**Written exercise**
Go through the listing below and gather every line with the word "Signed".

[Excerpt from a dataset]
++++++++++++++++++++

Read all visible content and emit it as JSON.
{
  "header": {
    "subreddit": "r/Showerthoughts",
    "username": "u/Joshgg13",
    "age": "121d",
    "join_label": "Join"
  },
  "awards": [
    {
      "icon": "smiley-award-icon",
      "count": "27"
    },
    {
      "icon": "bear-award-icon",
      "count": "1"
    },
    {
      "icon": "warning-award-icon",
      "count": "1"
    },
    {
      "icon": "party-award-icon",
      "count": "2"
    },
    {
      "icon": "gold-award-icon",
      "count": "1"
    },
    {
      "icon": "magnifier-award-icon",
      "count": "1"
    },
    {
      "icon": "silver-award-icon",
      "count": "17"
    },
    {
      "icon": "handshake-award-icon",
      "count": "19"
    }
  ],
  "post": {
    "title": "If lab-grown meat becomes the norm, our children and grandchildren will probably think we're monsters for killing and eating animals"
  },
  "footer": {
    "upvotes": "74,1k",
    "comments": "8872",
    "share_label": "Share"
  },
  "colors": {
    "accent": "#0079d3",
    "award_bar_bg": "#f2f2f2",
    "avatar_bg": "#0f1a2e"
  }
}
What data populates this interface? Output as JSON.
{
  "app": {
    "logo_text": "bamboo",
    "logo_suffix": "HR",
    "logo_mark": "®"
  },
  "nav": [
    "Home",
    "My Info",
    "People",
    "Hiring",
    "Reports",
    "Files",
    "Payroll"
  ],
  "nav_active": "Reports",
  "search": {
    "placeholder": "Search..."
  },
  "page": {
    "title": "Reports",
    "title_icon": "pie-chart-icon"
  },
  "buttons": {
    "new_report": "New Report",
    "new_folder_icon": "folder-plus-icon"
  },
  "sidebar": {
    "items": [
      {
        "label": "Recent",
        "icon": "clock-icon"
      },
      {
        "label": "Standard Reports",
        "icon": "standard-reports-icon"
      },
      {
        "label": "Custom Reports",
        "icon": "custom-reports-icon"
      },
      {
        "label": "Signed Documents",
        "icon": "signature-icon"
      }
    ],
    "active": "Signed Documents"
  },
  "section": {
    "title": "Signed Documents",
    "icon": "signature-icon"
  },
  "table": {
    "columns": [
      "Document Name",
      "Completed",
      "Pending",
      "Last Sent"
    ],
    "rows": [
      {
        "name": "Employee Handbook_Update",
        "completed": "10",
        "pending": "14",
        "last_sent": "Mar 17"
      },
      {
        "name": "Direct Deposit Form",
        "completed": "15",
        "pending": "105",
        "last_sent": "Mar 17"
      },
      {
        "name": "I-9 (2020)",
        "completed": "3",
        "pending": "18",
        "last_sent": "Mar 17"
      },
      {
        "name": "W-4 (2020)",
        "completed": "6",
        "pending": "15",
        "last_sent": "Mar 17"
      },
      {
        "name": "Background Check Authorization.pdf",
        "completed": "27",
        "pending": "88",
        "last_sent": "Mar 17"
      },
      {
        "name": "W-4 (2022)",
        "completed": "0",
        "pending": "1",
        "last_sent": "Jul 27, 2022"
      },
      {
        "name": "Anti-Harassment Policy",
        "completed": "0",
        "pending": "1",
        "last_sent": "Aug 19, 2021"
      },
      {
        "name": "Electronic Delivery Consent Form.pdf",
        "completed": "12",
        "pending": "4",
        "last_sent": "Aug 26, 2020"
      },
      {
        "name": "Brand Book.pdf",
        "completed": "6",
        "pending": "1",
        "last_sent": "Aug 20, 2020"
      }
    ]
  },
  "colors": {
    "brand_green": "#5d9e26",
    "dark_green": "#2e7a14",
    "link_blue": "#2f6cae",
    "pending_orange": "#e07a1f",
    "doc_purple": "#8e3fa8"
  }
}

++++++++++++++++++++

**Answer**
        "label": "Signed Documents",
    "active": "Signed Documents"
    "title": "Signed Documents",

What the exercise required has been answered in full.